RECORD SET -
• • • •

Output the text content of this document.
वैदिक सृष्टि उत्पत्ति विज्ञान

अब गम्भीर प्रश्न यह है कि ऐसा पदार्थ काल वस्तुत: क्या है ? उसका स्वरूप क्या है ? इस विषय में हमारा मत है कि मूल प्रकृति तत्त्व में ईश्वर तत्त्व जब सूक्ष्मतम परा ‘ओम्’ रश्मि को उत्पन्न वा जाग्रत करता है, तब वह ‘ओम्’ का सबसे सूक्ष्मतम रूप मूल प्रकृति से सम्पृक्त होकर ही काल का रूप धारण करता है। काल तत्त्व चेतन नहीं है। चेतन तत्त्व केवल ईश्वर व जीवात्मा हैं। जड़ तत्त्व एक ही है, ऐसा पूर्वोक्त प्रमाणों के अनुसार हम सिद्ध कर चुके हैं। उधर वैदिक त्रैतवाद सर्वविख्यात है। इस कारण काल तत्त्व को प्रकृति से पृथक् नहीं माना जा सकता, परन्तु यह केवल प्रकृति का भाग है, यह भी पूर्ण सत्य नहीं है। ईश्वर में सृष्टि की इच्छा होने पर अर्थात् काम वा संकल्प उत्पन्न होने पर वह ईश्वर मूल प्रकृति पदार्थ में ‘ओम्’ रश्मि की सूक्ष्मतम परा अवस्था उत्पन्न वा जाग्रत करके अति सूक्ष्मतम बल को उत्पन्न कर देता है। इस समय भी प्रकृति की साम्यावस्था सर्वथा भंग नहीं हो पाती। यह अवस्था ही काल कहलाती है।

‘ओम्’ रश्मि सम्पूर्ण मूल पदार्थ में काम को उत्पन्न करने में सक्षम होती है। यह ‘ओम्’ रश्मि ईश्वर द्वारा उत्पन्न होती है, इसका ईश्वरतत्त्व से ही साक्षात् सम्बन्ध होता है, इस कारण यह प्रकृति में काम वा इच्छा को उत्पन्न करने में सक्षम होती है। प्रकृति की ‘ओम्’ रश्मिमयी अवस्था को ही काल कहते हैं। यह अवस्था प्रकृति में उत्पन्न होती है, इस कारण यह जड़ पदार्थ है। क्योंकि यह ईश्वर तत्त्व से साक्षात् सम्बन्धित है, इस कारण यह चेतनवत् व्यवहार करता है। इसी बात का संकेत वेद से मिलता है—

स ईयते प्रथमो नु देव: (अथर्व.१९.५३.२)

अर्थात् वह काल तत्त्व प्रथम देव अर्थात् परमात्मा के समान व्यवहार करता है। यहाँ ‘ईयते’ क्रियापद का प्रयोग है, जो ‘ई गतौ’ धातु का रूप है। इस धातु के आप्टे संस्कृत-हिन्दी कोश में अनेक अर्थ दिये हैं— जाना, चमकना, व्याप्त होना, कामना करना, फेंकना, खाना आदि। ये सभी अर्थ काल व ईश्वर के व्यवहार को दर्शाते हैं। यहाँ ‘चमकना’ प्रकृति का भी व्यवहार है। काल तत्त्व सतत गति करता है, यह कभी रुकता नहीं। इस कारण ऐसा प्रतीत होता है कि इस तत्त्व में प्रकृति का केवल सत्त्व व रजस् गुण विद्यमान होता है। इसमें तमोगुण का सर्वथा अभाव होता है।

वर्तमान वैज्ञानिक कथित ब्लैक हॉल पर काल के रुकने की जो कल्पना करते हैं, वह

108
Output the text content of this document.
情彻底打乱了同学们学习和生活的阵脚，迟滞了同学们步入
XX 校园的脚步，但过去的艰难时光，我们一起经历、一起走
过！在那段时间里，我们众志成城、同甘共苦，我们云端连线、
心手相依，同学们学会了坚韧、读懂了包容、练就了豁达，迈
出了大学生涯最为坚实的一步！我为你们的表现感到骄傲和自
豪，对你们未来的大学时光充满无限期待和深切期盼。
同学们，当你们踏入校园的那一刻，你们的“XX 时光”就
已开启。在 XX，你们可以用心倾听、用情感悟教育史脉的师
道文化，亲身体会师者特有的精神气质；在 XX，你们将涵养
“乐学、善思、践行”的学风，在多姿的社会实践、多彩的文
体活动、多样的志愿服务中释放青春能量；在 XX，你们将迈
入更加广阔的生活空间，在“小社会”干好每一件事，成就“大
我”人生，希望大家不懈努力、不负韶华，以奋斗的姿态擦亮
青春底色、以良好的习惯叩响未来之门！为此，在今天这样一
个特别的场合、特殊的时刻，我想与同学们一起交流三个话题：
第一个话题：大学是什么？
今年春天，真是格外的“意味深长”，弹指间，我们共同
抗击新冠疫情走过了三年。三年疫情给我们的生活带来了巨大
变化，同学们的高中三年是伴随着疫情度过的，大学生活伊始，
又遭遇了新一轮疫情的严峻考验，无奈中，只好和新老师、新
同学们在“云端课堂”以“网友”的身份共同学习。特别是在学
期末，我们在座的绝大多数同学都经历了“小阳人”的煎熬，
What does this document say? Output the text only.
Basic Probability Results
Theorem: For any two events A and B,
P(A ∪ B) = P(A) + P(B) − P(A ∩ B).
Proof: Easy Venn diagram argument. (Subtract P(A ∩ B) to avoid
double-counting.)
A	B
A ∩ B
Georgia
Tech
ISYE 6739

• • • •

GIVEN INSTRUCTION - Retype all of the material above with every character intact.

CORRECT ANSWER -
Output the text content of this document.
वैदिक सृष्टि उत्पत्ति विज्ञान

अब गम्भीर प्रश्न यह है कि ऐसा पदार्थ काल वस्तुत: क्या है ? उसका स्वरूप क्या है ? इस विषय में हमारा मत है कि मूल प्रकृति तत्त्व में ईश्वर तत्त्व जब सूक्ष्मतम परा ‘ओम्’ रश्मि को उत्पन्न वा जाग्रत करता है, तब वह ‘ओम्’ का सबसे सूक्ष्मतम रूप मूल प्रकृति से सम्पृक्त होकर ही काल का रूप धारण करता है। काल तत्त्व चेतन नहीं है। चेतन तत्त्व केवल ईश्वर व जीवात्मा हैं। जड़ तत्त्व एक ही है, ऐसा पूर्वोक्त प्रमाणों के अनुसार हम सिद्ध कर चुके हैं। उधर वैदिक त्रैतवाद सर्वविख्यात है। इस कारण काल तत्त्व को प्रकृति से पृथक् नहीं माना जा सकता, परन्तु यह केवल प्रकृति का भाग है, यह भी पूर्ण सत्य नहीं है। ईश्वर में सृष्टि की इच्छा होने पर अर्थात् काम वा संकल्प उत्पन्न होने पर वह ईश्वर मूल प्रकृति पदार्थ में ‘ओम्’ रश्मि की सूक्ष्मतम परा अवस्था उत्पन्न वा जाग्रत करके अति सूक्ष्मतम बल को उत्पन्न कर देता है। इस समय भी प्रकृति की साम्यावस्था सर्वथा भंग नहीं हो पाती। यह अवस्था ही काल कहलाती है।

‘ओम्’ रश्मि सम्पूर्ण मूल पदार्थ में काम को उत्पन्न करने में सक्षम होती है। यह ‘ओम्’ रश्मि ईश्वर द्वारा उत्पन्न होती है, इसका ईश्वरतत्त्व से ही साक्षात् सम्बन्ध होता है, इस कारण यह प्रकृति में काम वा इच्छा को उत्पन्न करने में सक्षम होती है। प्रकृति की ‘ओम्’ रश्मिमयी अवस्था को ही काल कहते हैं। यह अवस्था प्रकृति में उत्पन्न होती है, इस कारण यह जड़ पदार्थ है। क्योंकि यह ईश्वर तत्त्व से साक्षात् सम्बन्धित है, इस कारण यह चेतनवत् व्यवहार करता है। इसी बात का संकेत वेद से मिलता है—

स ईयते प्रथमो नु देव: (अथर्व.१९.५३.२)

अर्थात् वह काल तत्त्व प्रथम देव अर्थात् परमात्मा के समान व्यवहार करता है। यहाँ ‘ईयते’ क्रियापद का प्रयोग है, जो ‘ई गतौ’ धातु का रूप है। इस धातु के आप्टे संस्कृत-हिन्दी कोश में अनेक अर्थ दिये हैं— जाना, चमकना, व्याप्त होना, कामना करना, फेंकना, खाना आदि। ये सभी अर्थ काल व ईश्वर के व्यवहार को दर्शाते हैं। यहाँ ‘चमकना’ प्रकृति का भी व्यवहार है। काल तत्त्व सतत गति करता है, यह कभी रुकता नहीं। इस कारण ऐसा प्रतीत होता है कि इस तत्त्व में प्रकृति का केवल सत्त्व व रजस् गुण विद्यमान होता है। इसमें तमोगुण का सर्वथा अभाव होता है।

वर्तमान वैज्ञानिक कथित ब्लैक हॉल पर काल के रुकने की जो कल्पना करते हैं, वह

108
Output the text content of this document.
情彻底打乱了同学们学习和生活的阵脚，迟滞了同学们步入
XX 校园的脚步，但过去的艰难时光，我们一起经历、一起走
过！在那段时间里，我们众志成城、同甘共苦，我们云端连线、
心手相依，同学们学会了坚韧、读懂了包容、练就了豁达，迈
出了大学生涯最为坚实的一步！我为你们的表现感到骄傲和自
豪，对你们未来的大学时光充满无限期待和深切期盼。
同学们，当你们踏入校园的那一刻，你们的“XX 时光”就
已开启。在 XX，你们可以用心倾听、用情感悟教育史脉的师
道文化，亲身体会师者特有的精神气质；在 XX，你们将涵养
“乐学、善思、践行”的学风，在多姿的社会实践、多彩的文
体活动、多样的志愿服务中释放青春能量；在 XX，你们将迈
入更加广阔的生活空间，在“小社会”干好每一件事，成就“大
我”人生，希望大家不懈努力、不负韶华，以奋斗的姿态擦亮
青春底色、以良好的习惯叩响未来之门！为此，在今天这样一
个特别的场合、特殊的时刻，我想与同学们一起交流三个话题：
第一个话题：大学是什么？
今年春天，真是格外的“意味深长”，弹指间，我们共同
抗击新冠疫情走过了三年。三年疫情给我们的生活带来了巨大
变化，同学们的高中三年是伴随着疫情度过的，大学生活伊始，
又遭遇了新一轮疫情的严峻考验，无奈中，只好和新老师、新
同学们在“云端课堂”以“网友”的身份共同学习。特别是在学
期末，我们在座的绝大多数同学都经历了“小阳人”的煎熬，
What does this document say? Output the text only.
Basic Probability Results
Theorem: For any two events A and B,
P(A ∪ B) = P(A) + P(B) − P(A ∩ B).
Proof: Easy Venn diagram argument. (Subtract P(A ∩ B) to avoid
double-counting.)
A	B
A ∩ B
Georgia
Tech
ISYE 6739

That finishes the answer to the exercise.